INFORMATION GIVEN:

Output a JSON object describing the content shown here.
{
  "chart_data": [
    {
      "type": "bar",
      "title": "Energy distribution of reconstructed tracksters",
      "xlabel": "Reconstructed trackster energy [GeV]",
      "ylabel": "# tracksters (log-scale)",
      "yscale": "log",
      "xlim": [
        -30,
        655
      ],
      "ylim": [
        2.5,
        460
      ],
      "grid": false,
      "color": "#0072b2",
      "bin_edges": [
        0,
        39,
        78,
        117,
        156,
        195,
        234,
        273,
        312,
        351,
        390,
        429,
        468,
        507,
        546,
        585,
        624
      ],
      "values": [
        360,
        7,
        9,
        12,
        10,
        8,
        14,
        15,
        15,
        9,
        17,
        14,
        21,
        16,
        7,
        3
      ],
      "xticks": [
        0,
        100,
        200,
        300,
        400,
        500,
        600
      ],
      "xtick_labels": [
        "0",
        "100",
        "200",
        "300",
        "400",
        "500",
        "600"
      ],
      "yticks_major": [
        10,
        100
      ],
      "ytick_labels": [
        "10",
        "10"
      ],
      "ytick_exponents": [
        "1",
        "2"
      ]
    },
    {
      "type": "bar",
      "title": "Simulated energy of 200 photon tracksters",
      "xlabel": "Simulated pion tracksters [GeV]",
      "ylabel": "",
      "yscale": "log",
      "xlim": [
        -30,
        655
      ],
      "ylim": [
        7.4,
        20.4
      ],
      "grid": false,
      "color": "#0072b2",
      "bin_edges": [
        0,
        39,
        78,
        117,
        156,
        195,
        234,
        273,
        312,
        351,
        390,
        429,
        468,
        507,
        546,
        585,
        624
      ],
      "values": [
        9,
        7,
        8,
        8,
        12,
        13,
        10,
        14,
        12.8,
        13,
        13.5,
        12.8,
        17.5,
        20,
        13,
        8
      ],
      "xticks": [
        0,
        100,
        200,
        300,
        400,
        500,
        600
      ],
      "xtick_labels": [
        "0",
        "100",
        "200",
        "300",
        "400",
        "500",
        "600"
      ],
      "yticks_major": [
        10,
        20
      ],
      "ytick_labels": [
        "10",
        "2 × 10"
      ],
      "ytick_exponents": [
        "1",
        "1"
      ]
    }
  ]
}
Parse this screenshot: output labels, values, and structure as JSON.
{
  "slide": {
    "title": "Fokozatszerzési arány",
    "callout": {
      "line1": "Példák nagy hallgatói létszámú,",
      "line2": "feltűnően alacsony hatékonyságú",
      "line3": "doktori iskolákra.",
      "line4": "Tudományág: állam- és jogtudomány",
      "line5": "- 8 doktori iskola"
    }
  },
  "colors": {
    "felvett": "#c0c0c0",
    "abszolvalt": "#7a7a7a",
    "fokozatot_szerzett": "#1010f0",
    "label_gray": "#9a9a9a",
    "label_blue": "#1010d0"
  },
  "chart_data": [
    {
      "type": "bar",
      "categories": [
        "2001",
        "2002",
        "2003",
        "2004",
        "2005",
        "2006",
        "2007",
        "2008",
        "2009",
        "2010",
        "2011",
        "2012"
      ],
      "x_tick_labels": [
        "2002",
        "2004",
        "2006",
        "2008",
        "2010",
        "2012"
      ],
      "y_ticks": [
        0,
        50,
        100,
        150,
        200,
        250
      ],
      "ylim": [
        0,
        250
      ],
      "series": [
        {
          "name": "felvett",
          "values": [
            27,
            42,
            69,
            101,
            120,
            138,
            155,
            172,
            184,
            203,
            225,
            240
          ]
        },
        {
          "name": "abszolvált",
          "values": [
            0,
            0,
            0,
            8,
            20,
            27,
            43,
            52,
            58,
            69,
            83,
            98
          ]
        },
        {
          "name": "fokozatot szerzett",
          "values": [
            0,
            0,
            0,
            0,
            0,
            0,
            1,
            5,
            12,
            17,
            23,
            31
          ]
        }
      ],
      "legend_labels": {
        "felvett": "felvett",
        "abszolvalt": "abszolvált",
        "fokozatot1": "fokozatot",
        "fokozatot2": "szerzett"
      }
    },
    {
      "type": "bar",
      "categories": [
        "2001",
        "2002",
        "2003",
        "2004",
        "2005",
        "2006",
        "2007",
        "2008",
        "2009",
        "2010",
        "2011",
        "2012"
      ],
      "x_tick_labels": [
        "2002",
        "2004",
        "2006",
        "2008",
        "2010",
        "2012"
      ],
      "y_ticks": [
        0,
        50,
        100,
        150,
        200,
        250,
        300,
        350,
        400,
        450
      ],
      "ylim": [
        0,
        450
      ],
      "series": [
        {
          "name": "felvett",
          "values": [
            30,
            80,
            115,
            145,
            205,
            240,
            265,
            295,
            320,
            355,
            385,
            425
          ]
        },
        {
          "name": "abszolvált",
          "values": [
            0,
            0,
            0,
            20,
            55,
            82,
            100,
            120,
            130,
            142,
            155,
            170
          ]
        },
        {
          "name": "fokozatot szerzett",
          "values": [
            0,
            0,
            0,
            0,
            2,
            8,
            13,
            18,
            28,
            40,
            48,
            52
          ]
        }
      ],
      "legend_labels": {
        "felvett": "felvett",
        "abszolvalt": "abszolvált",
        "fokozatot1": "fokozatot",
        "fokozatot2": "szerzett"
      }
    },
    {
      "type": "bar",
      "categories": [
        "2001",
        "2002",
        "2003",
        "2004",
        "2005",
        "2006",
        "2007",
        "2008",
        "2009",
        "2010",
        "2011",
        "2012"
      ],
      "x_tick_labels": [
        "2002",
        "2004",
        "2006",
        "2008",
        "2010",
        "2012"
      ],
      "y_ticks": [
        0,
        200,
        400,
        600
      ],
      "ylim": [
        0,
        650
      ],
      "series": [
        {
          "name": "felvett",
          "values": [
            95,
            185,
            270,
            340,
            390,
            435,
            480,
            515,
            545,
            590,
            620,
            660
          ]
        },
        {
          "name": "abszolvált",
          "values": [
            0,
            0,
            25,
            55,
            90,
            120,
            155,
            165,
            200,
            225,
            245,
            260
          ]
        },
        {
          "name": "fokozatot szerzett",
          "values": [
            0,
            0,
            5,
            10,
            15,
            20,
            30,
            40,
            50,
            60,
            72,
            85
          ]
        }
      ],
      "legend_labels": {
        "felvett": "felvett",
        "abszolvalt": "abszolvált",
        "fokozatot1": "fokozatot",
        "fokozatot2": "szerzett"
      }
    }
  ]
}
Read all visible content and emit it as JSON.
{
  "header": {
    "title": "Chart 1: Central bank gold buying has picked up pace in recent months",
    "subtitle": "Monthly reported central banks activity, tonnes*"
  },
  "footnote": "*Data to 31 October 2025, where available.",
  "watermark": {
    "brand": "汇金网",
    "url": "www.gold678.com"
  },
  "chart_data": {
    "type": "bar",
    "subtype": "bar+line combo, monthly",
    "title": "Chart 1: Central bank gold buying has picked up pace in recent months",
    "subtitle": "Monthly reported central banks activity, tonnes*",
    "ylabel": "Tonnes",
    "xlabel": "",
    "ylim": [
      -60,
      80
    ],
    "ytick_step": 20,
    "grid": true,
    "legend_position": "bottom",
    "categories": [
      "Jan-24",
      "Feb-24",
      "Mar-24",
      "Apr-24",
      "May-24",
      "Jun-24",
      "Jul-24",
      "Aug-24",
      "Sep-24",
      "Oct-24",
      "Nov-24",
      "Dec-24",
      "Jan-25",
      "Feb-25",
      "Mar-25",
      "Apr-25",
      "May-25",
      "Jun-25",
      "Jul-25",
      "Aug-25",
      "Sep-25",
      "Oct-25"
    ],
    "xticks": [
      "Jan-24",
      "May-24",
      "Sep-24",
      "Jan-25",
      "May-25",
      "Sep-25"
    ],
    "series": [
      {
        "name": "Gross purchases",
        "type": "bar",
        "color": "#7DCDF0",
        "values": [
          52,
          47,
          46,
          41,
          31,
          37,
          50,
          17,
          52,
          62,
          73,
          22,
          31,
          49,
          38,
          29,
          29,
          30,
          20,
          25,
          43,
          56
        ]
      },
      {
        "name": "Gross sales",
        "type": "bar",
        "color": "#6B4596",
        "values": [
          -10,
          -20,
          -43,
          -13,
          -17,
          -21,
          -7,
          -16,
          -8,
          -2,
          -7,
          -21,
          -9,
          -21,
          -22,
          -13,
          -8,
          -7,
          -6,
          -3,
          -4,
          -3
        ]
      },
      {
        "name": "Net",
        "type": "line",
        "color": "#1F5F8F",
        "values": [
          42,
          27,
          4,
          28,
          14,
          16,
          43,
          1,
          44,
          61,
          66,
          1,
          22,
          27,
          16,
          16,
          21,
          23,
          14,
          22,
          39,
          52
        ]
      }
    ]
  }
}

REQUIRED TASK:
Look over the material above and show each line where "JSON" appears.

RESPONSE BELOW:
Output a JSON object describing the content shown here.
Parse this screenshot: output labels, values, and structure as JSON.
Read all visible content and emit it as JSON.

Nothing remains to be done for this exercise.